• **What this task involves**
Please pull out the lines of the listing below, from the line with "image-icon (5, 175, 27, 197)" up to and including the line with "completion-conditions-label: Completion conditions". Reproduce them character for character and give nothing else.

• **Data records**
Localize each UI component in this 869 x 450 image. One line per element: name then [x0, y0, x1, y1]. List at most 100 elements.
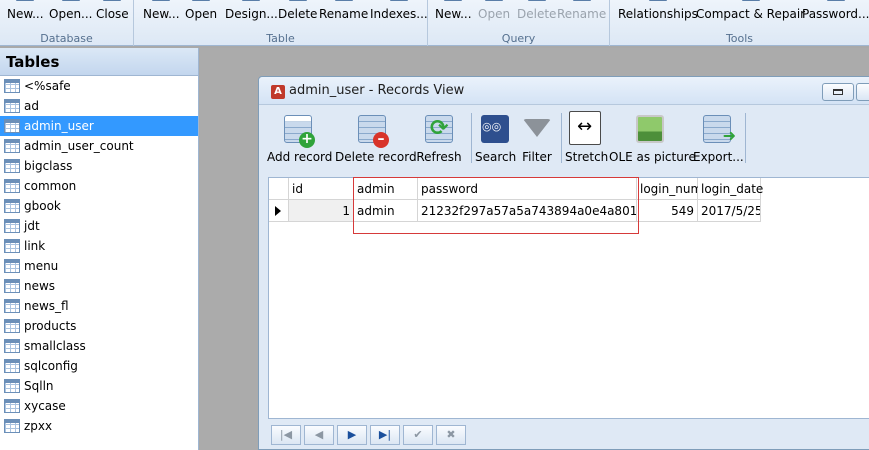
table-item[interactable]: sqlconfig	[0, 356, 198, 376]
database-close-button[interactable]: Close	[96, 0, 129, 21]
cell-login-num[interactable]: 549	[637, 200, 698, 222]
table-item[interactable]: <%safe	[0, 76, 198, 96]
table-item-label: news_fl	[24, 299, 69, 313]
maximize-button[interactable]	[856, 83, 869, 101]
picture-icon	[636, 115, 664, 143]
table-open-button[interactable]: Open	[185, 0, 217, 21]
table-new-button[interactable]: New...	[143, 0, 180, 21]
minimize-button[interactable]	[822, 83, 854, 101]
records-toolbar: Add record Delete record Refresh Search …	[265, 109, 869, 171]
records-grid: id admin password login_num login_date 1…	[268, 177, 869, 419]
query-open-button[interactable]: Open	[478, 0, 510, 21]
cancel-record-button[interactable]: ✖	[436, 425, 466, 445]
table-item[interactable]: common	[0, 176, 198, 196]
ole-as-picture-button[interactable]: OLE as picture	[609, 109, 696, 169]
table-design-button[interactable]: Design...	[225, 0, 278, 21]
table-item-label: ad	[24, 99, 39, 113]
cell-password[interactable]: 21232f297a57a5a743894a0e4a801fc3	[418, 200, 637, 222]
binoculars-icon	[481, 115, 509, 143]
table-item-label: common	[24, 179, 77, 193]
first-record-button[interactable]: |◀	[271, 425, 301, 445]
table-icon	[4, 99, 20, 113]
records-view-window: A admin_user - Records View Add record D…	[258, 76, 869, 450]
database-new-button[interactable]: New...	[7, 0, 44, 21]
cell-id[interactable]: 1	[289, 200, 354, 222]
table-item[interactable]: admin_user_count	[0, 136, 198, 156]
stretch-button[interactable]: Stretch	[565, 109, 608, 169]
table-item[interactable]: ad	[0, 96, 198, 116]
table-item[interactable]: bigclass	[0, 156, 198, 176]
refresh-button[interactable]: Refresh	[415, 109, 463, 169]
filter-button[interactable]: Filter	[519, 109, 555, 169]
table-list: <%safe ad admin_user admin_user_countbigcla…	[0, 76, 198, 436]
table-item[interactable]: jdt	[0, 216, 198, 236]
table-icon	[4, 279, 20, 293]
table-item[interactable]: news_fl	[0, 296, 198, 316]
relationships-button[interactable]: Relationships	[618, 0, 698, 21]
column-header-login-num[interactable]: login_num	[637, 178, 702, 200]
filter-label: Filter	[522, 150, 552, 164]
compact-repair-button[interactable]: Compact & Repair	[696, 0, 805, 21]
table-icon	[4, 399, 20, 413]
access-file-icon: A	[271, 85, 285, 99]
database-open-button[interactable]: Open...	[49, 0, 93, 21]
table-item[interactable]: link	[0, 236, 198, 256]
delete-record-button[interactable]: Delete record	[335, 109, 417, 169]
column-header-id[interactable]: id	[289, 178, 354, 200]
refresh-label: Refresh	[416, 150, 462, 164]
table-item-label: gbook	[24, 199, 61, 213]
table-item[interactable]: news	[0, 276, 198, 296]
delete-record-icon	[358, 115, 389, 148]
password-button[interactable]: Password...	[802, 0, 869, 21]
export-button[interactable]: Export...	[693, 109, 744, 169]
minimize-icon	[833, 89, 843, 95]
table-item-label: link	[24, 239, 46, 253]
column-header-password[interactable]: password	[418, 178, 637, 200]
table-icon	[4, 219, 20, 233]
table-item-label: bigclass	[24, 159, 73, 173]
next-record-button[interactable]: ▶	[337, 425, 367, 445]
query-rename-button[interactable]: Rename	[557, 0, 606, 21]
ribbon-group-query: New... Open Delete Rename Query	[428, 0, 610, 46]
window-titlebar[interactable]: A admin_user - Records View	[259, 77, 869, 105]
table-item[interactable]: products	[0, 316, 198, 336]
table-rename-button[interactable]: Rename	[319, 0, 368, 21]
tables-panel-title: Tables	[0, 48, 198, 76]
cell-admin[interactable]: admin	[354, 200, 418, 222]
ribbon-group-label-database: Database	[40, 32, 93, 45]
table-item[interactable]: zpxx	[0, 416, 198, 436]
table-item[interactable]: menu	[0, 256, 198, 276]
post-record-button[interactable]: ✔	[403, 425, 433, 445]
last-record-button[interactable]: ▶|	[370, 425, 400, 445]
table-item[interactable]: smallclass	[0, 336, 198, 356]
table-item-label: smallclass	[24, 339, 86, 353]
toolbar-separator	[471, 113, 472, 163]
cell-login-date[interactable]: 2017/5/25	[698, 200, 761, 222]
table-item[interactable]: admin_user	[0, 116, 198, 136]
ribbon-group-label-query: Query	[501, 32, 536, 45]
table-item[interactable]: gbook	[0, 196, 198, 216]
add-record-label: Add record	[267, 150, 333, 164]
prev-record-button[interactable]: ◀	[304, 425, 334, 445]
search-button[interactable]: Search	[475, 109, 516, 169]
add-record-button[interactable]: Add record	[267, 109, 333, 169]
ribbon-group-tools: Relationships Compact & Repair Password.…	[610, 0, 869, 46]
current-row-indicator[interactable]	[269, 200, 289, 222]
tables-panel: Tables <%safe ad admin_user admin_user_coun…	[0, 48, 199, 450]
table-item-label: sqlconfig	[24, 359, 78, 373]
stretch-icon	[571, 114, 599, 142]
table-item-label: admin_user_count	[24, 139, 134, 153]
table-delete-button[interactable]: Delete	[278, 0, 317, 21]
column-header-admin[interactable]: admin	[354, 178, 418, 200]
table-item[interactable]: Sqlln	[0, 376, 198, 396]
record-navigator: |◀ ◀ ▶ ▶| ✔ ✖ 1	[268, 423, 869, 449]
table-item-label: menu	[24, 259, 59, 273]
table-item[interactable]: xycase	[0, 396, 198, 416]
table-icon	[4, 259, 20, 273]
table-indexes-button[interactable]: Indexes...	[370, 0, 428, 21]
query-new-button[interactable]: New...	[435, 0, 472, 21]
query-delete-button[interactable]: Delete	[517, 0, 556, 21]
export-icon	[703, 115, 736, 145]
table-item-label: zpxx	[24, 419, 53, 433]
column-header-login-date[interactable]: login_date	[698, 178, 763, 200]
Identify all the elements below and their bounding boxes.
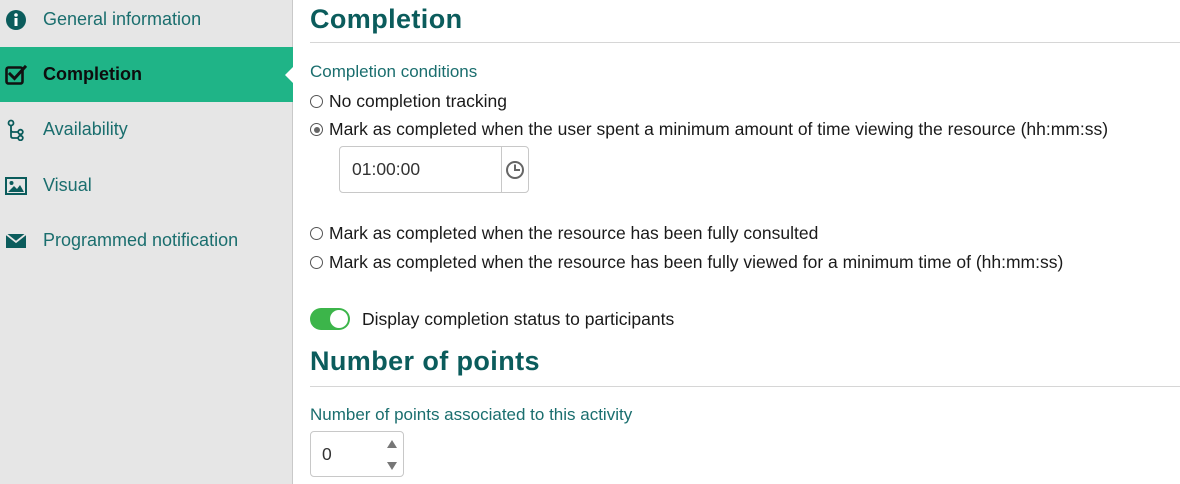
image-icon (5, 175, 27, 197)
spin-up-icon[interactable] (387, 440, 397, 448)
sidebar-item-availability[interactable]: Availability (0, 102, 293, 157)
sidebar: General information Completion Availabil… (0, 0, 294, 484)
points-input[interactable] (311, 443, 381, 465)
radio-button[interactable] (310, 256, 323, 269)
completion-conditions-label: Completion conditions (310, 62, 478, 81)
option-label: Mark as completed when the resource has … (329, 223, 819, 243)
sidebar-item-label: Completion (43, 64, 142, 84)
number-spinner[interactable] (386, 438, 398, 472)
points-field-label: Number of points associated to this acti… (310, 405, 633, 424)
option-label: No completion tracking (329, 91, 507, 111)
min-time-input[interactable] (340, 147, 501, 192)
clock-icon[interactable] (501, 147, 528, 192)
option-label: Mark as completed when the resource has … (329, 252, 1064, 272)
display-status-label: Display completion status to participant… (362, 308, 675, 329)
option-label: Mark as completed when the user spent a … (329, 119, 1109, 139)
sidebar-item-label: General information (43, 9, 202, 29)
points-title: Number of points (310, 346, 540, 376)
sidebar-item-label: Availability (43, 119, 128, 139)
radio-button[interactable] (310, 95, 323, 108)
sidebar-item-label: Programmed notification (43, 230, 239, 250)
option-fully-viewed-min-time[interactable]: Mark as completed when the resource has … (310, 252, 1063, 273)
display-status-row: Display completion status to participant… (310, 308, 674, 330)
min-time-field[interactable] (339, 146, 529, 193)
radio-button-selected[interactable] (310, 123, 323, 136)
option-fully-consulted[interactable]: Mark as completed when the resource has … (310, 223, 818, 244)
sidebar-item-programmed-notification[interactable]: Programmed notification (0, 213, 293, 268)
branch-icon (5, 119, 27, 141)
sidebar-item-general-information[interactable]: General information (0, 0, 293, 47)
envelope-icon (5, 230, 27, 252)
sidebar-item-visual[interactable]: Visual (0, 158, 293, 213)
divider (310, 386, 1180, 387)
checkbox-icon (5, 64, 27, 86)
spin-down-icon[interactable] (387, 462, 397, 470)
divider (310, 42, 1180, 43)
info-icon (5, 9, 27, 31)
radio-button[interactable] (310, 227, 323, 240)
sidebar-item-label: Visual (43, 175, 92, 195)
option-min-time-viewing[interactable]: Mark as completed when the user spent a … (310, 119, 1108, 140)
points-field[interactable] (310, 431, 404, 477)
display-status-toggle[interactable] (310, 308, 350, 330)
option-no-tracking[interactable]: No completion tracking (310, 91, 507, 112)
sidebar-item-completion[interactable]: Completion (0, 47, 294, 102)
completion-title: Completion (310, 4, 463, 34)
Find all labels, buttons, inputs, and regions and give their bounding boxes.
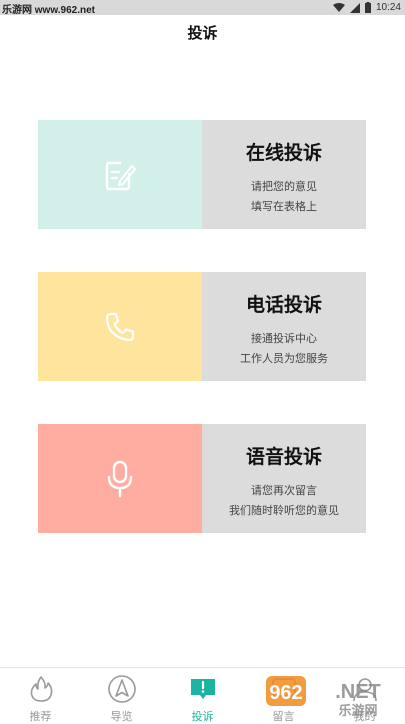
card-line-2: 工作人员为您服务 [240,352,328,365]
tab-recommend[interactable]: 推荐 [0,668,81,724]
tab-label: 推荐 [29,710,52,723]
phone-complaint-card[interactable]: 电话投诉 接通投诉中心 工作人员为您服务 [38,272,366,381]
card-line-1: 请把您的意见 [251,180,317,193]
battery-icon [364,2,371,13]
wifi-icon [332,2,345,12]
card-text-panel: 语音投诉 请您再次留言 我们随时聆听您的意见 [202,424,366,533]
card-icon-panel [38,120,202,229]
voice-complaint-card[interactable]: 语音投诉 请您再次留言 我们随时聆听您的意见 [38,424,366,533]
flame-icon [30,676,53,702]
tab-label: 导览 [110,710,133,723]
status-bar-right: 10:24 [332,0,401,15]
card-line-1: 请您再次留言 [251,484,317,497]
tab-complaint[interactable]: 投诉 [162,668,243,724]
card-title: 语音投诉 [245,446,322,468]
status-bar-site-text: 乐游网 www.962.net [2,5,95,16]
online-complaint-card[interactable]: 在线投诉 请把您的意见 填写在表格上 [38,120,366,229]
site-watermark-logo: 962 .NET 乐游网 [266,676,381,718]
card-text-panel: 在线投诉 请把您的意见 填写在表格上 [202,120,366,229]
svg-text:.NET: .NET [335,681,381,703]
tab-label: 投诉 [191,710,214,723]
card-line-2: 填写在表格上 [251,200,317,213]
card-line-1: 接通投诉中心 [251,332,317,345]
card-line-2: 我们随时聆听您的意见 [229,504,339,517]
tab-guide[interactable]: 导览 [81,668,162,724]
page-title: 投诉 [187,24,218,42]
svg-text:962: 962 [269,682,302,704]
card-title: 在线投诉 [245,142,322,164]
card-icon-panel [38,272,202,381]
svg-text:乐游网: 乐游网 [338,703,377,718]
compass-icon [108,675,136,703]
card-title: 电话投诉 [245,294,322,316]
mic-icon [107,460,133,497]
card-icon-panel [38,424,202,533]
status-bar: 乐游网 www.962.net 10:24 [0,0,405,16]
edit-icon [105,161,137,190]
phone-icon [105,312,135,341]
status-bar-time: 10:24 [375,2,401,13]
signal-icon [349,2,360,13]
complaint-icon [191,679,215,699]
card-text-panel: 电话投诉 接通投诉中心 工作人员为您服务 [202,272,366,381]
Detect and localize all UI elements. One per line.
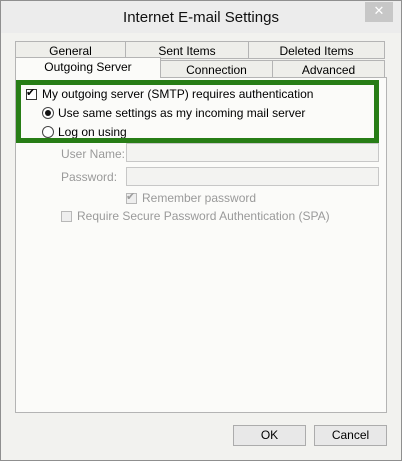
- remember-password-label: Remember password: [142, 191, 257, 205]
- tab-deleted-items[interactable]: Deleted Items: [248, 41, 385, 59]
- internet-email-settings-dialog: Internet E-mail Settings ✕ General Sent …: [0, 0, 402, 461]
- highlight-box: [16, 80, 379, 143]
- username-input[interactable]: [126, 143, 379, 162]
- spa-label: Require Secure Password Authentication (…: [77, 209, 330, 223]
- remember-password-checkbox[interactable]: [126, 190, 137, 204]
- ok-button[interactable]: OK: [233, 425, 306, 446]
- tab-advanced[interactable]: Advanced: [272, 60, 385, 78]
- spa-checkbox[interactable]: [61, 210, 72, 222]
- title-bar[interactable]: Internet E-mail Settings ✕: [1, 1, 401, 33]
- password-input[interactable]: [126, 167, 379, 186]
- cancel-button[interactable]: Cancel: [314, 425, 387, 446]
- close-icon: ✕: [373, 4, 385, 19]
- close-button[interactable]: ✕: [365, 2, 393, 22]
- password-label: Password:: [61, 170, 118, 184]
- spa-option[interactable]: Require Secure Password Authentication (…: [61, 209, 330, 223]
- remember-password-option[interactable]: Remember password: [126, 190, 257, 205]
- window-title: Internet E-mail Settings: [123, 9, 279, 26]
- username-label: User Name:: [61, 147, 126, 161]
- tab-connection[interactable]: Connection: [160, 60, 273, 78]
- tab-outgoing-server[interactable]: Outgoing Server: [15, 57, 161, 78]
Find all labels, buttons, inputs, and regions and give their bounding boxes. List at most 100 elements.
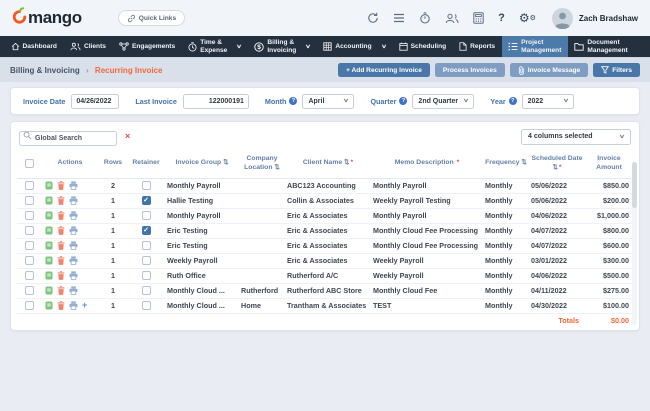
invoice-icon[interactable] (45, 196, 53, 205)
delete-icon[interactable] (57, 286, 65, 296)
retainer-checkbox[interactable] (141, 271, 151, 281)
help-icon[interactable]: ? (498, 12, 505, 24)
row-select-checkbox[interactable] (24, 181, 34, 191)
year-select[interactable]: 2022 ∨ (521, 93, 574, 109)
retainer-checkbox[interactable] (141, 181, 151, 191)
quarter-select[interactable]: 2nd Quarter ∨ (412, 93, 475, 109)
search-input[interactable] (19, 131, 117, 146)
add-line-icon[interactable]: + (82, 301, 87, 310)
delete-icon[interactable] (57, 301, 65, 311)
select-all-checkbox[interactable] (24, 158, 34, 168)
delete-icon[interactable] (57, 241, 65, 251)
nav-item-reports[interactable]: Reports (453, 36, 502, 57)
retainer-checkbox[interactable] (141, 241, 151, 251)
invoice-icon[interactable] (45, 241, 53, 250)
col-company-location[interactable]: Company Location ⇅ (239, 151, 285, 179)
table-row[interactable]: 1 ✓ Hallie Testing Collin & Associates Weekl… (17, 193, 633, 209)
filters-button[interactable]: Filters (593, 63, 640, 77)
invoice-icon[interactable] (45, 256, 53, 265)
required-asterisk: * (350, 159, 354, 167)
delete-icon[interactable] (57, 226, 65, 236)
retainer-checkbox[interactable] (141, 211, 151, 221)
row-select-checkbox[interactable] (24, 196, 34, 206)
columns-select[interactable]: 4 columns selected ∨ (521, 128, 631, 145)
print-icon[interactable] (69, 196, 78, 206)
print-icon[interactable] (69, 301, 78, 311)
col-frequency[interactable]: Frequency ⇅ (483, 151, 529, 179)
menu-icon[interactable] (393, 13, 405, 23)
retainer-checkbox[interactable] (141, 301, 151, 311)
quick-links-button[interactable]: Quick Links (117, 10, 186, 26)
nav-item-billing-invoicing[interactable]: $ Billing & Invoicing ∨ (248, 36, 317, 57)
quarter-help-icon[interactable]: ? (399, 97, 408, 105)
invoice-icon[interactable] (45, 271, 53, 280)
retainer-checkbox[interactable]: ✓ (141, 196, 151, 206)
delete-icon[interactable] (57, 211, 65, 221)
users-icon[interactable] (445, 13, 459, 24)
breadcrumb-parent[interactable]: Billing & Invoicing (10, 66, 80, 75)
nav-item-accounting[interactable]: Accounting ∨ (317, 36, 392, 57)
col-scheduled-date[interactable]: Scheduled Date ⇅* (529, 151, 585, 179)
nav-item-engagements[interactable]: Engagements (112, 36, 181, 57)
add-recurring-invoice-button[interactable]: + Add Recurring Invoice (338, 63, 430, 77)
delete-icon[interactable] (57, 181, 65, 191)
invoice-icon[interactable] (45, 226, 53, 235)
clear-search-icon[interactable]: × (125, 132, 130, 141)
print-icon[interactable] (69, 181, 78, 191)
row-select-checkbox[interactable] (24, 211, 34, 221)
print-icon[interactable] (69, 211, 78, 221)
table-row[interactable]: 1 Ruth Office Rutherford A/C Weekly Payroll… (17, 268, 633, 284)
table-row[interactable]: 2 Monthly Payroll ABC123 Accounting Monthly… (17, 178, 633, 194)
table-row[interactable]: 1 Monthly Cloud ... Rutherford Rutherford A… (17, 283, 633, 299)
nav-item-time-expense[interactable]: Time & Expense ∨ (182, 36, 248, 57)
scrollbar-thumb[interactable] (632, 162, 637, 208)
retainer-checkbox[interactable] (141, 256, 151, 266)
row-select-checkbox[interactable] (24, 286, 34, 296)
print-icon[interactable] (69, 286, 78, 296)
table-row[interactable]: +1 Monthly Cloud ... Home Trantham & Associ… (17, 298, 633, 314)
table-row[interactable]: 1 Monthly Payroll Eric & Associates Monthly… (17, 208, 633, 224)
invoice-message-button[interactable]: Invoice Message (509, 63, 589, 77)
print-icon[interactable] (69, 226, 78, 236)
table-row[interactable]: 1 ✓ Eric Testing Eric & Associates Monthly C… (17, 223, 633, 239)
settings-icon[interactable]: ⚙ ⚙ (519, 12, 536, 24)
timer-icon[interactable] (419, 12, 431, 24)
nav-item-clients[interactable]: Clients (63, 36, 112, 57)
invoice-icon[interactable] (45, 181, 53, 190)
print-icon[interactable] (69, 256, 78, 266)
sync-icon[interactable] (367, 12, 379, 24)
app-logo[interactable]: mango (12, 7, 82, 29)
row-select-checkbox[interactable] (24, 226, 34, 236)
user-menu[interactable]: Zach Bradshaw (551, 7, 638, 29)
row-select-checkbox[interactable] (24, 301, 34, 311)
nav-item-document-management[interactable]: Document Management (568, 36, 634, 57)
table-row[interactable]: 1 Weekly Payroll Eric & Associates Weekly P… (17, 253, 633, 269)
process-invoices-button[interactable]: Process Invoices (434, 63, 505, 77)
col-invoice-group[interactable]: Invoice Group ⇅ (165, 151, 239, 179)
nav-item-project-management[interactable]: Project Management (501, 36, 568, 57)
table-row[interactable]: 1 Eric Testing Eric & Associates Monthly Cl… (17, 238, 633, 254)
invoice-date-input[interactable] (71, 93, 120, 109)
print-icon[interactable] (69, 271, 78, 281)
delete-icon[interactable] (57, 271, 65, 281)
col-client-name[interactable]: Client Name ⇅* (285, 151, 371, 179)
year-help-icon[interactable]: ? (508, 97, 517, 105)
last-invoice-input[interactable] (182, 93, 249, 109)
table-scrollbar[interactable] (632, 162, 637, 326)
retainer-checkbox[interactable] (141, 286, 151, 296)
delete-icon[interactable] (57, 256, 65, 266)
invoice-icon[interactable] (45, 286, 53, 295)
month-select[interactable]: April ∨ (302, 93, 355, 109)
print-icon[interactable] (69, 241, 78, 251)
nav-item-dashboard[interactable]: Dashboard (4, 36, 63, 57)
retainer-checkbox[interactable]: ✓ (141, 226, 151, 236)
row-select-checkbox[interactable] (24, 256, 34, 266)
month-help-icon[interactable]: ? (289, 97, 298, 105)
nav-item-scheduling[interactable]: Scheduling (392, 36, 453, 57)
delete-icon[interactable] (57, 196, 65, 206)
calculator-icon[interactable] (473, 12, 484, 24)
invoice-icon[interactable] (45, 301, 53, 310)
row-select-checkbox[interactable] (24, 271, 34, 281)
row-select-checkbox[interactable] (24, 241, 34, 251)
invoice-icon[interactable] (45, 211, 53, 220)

• **Solution**
image-icon (5, 175, 27, 197)
spin-up-icon[interactable] (387, 440, 397, 448)
sidebar-item-availability[interactable]: Availability (0, 102, 293, 157)
sidebar: General information Completion Availabil… (0, 0, 294, 484)
points-input[interactable] (311, 443, 381, 465)
radio-button[interactable] (310, 256, 323, 269)
completion-conditions-label: Completion conditions (310, 62, 478, 81)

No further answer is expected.